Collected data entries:
[start]
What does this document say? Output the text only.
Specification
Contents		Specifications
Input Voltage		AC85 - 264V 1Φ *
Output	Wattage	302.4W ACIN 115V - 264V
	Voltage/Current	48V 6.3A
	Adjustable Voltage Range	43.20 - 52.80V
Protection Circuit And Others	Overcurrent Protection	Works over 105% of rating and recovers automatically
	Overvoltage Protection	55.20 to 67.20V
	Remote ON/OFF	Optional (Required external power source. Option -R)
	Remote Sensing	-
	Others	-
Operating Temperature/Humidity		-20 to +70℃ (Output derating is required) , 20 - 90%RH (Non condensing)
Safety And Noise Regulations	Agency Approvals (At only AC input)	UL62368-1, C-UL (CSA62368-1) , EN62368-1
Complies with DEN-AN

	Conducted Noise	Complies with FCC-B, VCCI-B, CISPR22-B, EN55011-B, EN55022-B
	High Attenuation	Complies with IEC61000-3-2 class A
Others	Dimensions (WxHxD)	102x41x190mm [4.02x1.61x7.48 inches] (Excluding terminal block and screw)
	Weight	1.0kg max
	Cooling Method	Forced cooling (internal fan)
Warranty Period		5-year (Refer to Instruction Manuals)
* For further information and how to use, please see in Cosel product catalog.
[end]
Search the data for "Complies" and list every line in which it occurs.

Complies with DEN-AN
	Conducted Noise	Complies with FCC-B, VCCI-B, CISPR22-B, EN55011-B, EN55022-B
	High Attenuation	Complies with IEC61000-3-2 class A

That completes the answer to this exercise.